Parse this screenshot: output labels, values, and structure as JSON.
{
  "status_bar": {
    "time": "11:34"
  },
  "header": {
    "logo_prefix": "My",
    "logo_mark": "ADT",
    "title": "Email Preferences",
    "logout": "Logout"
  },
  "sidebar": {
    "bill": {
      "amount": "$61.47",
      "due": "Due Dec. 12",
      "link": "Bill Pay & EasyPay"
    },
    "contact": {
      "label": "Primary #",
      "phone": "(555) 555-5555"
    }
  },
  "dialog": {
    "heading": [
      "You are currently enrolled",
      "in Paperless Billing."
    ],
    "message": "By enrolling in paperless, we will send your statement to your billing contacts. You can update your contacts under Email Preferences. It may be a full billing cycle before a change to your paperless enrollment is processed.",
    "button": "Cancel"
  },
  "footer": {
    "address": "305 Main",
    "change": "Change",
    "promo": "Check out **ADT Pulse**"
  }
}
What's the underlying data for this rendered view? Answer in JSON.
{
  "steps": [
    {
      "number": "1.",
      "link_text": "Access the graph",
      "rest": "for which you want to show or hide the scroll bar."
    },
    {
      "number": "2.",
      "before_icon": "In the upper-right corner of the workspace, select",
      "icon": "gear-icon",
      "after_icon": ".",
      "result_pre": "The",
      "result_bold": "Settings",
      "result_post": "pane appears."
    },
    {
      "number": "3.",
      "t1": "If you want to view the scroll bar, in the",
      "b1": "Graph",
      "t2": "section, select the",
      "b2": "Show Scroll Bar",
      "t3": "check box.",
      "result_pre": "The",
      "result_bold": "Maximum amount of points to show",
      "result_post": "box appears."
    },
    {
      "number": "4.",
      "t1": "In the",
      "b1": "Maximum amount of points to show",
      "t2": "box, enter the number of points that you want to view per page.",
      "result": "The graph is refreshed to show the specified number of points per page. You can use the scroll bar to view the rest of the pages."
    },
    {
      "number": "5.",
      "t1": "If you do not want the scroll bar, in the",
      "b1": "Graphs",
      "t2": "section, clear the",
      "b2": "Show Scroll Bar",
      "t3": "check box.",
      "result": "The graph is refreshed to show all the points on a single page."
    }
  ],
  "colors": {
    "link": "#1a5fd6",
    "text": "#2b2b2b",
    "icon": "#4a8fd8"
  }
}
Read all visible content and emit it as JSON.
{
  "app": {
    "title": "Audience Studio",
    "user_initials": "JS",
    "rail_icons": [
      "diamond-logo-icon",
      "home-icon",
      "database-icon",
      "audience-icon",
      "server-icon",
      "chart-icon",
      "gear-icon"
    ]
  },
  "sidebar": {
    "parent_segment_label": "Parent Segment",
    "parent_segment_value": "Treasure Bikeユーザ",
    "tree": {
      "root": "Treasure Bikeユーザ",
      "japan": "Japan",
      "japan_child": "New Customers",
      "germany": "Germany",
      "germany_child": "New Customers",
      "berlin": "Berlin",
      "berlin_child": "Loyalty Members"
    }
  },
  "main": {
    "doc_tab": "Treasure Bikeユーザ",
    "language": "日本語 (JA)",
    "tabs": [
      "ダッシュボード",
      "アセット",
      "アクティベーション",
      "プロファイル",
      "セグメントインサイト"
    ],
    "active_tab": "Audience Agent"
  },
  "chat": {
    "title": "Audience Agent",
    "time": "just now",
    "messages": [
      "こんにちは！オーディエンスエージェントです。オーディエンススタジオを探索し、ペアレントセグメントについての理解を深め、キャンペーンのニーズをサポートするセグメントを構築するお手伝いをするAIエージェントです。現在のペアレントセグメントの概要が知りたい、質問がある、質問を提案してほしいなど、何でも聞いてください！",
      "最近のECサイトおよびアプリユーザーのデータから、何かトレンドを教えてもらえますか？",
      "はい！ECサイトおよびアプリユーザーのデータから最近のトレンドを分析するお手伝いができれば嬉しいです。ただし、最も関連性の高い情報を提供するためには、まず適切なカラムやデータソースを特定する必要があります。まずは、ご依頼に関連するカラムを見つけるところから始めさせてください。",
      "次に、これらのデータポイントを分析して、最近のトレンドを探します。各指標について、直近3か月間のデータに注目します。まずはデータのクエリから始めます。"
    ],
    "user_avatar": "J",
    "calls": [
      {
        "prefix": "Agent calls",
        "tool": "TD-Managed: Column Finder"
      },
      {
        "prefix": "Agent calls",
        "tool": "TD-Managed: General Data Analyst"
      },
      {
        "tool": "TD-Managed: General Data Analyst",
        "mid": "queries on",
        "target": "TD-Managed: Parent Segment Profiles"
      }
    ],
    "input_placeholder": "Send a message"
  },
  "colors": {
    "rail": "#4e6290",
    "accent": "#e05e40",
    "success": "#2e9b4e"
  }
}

______________________________

TASK DIRECTIONS: Copy out every line of the listing that includes the string "points".

WRITTEN RESPONSE:
      "result_bold": "Maximum amount of points to show",
      "b1": "Maximum amount of points to show",
      "t2": "box, enter the number of points that you want to view per page.",
      "result": "The graph is refreshed to show the specified number of points per page. You can use the scroll bar to view the rest of the pages."
      "result": "The graph is refreshed to show all the points on a single page."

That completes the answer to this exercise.